EXERCISE A:
Copy the records from their very first line through the line containing "safari-tabs-icon[interactable]: ⧉ [1514, 34, 1524, 51]", both ends included.

DOCUMENT EXCERPT:
We are finally the 1%...of people in New Zealand that will be residing on the Northwest coast. We (me and my two friends from America who are on working holiday in New Zealand) will be working on a cycling trail so remote that we’re being helicoptered in.
I am currently sitting by a fire in a cabin made entirely of pine--the deck, dining room table, bunk beds, benches, and shelves. Because of this, everything not in pine sticks out. The 2012 bottle of Silverstone merlot, one red bowl, a yellow dust pan, and a green map on the wall of the very trail we are on, The Old Ghost Road near the Buller Gorge on the South Island of New Zealand. The cabin made of pine sits 1,200 meters high (around 4,000 feet) and when I gaze out (no “looking” here, it’s all “gazing” or “soaking up”), the mountains are below my eye level. We drove to Lyell Campground in the middle of nowhere, to then take a shiny red helicopter to the even-more-middle-of-nowhere. Our 1993 Toyota Carina that we call “Nana” will finally get some alone time for seven days. Wayne, the charming pilot, flew with the greatest of ease, sometimes using only one finger. He laughed when I tried to get in the pilot’s seat but didn’t play along for long. The ride started off beautiful and after about five minutes, turned to ridiculously breathtaking. It was like a laughable beauty, where circumstances become so extravagant that all one can do is laugh. We soared over mountain ranges and the Buller Gorge and said “Wow” and “Oooh, my” into our microphones attached to our shiny red ear muffs.
Wayne took us through a gap in the ridge of a mountain and it felt like we were on a roller coaster. We gasped, and even though Wayne has taken this trip countless times, I think he gasped, too. Mountain after mountain, pointed ridges, rock faces, blue skies, and tui birds. Awesome.
Our fearless leader is a man at the ripe age of sixty who is much more fit than I, with blue eyes and a face that lights up when he smiles. Marion splits his time between New Zealand and Brevard, NC. What a smart man. He was an outdoor education teacher and a camp director and I imagine he was great at both. He is instantly likable. His passion for this trail overwhelms my heart and I can feel myself falling in love with this area and thinking of ways to stay.

EXERCISE B:
In the travel journal about the Old Ghost Road, what nickname do the writer and friends give their 1993 Toyota Carina?

RECORDS FOR PROCESSING:

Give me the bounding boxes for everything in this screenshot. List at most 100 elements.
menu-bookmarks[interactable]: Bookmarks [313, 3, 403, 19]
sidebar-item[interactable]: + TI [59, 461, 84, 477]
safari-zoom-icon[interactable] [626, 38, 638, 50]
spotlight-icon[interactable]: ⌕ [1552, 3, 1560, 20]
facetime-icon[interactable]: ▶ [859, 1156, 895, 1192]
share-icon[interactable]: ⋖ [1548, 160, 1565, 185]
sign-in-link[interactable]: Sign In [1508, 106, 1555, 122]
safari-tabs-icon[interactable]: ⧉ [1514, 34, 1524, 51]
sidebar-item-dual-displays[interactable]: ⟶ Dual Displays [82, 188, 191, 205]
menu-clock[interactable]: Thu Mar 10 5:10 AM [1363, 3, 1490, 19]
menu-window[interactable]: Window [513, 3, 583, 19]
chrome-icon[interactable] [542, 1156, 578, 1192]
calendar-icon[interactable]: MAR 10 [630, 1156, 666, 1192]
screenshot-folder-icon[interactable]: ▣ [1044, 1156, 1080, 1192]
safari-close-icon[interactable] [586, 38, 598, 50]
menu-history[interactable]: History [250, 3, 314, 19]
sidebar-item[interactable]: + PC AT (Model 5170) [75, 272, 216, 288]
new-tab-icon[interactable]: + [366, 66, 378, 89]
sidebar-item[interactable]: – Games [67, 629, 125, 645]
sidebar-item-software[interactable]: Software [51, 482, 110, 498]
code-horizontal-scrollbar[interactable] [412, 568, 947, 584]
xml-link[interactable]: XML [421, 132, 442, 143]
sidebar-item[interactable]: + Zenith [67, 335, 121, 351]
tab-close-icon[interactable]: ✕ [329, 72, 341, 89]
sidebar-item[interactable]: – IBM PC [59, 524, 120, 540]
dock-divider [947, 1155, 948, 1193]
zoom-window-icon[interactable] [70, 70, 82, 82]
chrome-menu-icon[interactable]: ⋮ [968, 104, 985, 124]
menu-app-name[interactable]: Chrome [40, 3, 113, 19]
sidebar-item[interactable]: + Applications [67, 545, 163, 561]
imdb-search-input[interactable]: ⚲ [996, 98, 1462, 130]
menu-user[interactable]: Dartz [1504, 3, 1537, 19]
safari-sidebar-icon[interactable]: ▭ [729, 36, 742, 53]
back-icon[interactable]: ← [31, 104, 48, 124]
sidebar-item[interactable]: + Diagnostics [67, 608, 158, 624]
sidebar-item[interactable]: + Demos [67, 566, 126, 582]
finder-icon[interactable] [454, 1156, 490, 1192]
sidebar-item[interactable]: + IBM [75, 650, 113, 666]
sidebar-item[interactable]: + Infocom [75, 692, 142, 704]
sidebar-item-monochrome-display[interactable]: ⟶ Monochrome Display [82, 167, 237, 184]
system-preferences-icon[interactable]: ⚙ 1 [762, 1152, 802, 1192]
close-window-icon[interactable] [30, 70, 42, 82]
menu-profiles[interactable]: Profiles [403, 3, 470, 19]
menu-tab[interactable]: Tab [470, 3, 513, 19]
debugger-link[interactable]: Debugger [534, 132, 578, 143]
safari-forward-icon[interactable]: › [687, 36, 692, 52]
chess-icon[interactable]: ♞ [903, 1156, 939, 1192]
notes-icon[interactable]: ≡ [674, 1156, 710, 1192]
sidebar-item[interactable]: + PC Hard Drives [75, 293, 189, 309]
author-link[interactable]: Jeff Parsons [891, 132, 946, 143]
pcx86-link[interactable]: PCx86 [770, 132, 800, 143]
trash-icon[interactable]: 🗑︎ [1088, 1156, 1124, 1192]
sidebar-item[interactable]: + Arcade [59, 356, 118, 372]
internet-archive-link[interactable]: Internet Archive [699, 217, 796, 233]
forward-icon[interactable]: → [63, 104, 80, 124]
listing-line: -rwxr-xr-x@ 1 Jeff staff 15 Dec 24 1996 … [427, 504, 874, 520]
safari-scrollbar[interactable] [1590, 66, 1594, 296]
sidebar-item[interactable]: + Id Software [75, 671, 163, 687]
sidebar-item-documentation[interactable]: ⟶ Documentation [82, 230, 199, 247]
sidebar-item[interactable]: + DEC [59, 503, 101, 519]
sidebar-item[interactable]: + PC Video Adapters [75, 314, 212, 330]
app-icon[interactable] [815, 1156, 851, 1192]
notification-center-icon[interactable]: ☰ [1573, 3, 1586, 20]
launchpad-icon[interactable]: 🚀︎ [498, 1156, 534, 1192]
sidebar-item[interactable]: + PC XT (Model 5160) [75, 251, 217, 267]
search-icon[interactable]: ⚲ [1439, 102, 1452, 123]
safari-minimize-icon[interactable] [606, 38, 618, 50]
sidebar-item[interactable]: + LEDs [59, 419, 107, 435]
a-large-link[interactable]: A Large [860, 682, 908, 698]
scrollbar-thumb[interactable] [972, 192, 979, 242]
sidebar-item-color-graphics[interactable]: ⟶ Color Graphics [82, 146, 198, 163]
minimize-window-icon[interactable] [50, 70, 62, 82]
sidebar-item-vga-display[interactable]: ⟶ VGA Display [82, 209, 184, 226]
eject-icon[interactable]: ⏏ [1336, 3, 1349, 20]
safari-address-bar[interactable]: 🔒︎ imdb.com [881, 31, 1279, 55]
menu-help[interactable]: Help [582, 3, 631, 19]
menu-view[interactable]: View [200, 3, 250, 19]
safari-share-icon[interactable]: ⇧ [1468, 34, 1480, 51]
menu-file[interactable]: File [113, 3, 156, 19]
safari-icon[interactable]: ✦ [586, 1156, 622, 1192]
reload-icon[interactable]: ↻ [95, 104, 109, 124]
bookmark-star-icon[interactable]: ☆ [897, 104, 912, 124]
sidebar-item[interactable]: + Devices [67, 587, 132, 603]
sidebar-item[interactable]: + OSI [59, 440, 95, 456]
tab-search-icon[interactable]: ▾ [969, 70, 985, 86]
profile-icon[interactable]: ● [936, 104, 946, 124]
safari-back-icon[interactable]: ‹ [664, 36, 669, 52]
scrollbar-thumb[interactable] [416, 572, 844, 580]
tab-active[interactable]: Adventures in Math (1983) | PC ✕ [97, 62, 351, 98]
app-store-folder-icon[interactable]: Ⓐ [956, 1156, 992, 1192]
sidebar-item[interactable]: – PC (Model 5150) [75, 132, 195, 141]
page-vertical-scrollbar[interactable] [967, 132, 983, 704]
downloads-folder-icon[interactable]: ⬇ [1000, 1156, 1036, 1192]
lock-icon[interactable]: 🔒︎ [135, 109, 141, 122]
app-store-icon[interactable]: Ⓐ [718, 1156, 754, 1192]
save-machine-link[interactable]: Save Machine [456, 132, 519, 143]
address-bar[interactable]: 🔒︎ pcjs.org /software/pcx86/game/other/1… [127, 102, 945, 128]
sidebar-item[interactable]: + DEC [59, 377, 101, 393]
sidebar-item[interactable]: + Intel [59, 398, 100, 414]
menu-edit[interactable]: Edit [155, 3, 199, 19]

EXERCISE RESPONSE A:
Give me the bounding boxes for everything in this screenshot. List at most 100 elements.
menu-bookmarks[interactable]: Bookmarks [313, 3, 403, 19]
sidebar-item[interactable]: + TI [59, 461, 84, 477]
safari-zoom-icon[interactable] [626, 38, 638, 50]
spotlight-icon[interactable]: ⌕ [1552, 3, 1560, 20]
facetime-icon[interactable]: ▶ [859, 1156, 895, 1192]
share-icon[interactable]: ⋖ [1548, 160, 1565, 185]
sign-in-link[interactable]: Sign In [1508, 106, 1555, 122]
safari-tabs-icon[interactable]: ⧉ [1514, 34, 1524, 51]

EXERCISE RESPONSE B:
Nana